Data records:
>> Start
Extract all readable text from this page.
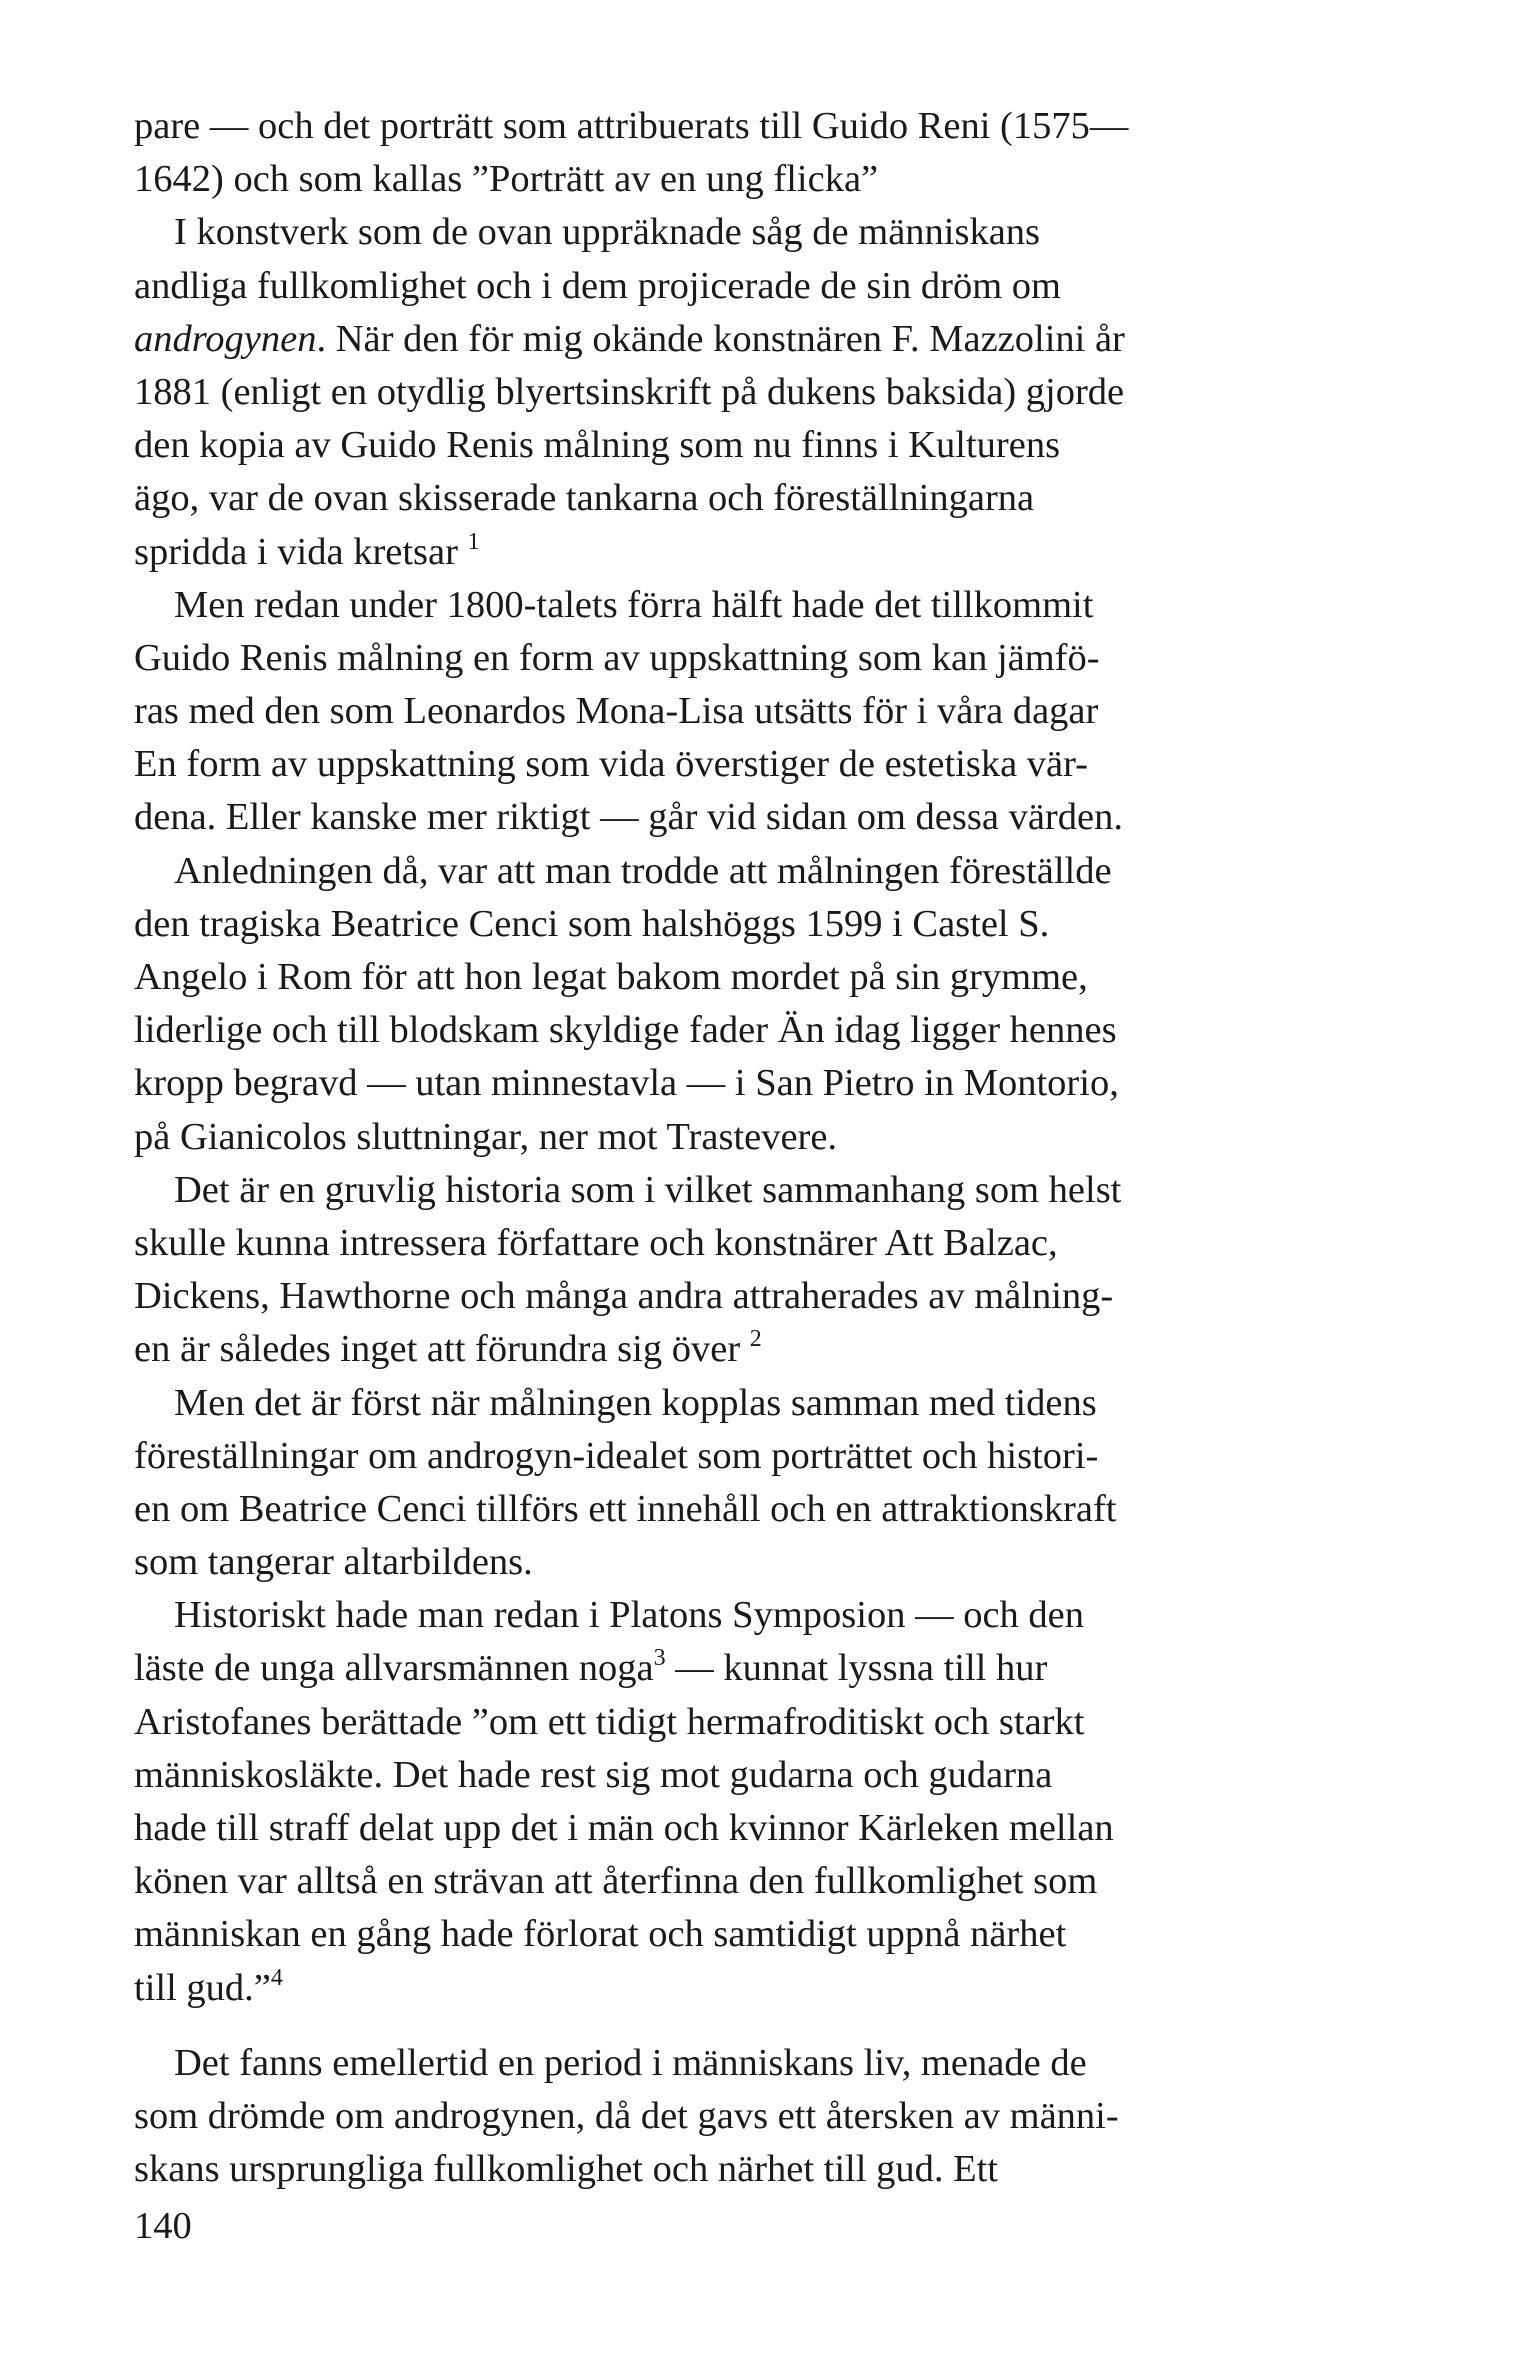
pare — och det porträtt som attribuerats till Guido Reni (1575—
1642) och som kallas ”Porträtt av en ung flicka”
I konstverk som de ovan uppräknade såg de människans
andliga fullkomlighet och i dem projicerade de sin dröm om
androgynen. När den för mig okände konstnären F. Mazzolini år
1881 (enligt en otydlig blyertsinskrift på dukens baksida) gjorde
den kopia av Guido Renis målning som nu finns i Kulturens
ägo, var de ovan skisserade tankarna och föreställningarna
spridda i vida kretsar $^1$
Men redan under 1800-talets förra hälft hade det tillkommit
Guido Renis målning en form av uppskattning som kan jämfö-
ras med den som Leonardos Mona-Lisa utsätts för i våra dagar
En form av uppskattning som vida överstiger de estetiska vär-
dena. Eller kanske mer riktigt — går vid sidan om dessa värden.
Anledningen då, var att man trodde att målningen föreställde
den tragiska Beatrice Cenci som halshöggs 1599 i Castel S.
Angelo i Rom för att hon legat bakom mordet på sin grymme,
liderlige och till blodskam skyldige fader Än idag ligger hennes
kropp begravd — utan minnestavla — i San Pietro in Montorio,
på Gianicolos sluttningar, ner mot Trastevere.
Det är en gruvlig historia som i vilket sammanhang som helst
skulle kunna intressera författare och konstnärer Att Balzac,
Dickens, Hawthorne och många andra attraherades av målning-
en är således inget att förundra sig över $^2$
Men det är först när målningen kopplas samman med tidens
föreställningar om androgyn-idealet som porträttet och histori-
en om Beatrice Cenci tillförs ett innehåll och en attraktionskraft
som tangerar altarbildens.
Historiskt hade man redan i Platons Symposion — och den
läste de unga allvarsmännen noga$^3$ — kunnat lyssna till hur
Aristofanes berättade ”om ett tidigt hermafroditiskt och starkt
människosläkte. Det hade rest sig mot gudarna och gudarna
hade till straff delat upp det i män och kvinnor Kärleken mellan
könen var alltså en strävan att återfinna den fullkomlighet som
människan en gång hade förlorat och samtidigt uppnå närhet
till gud.”$^4$
Det fanns emellertid en period i människans liv, menade de
som drömde om androgynen, då det gavs ett återsken av männi-
skans ursprungliga fullkomlighet och närhet till gud. Ett
140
>> End
### Stated exercise
Copy each line of the listing that holds the word "fullkomlighet".

### Expected answer
andliga fullkomlighet och i dem projicerade de sin dröm om
könen var alltså en strävan att återfinna den fullkomlighet som
skans ursprungliga fullkomlighet och närhet till gud. Ett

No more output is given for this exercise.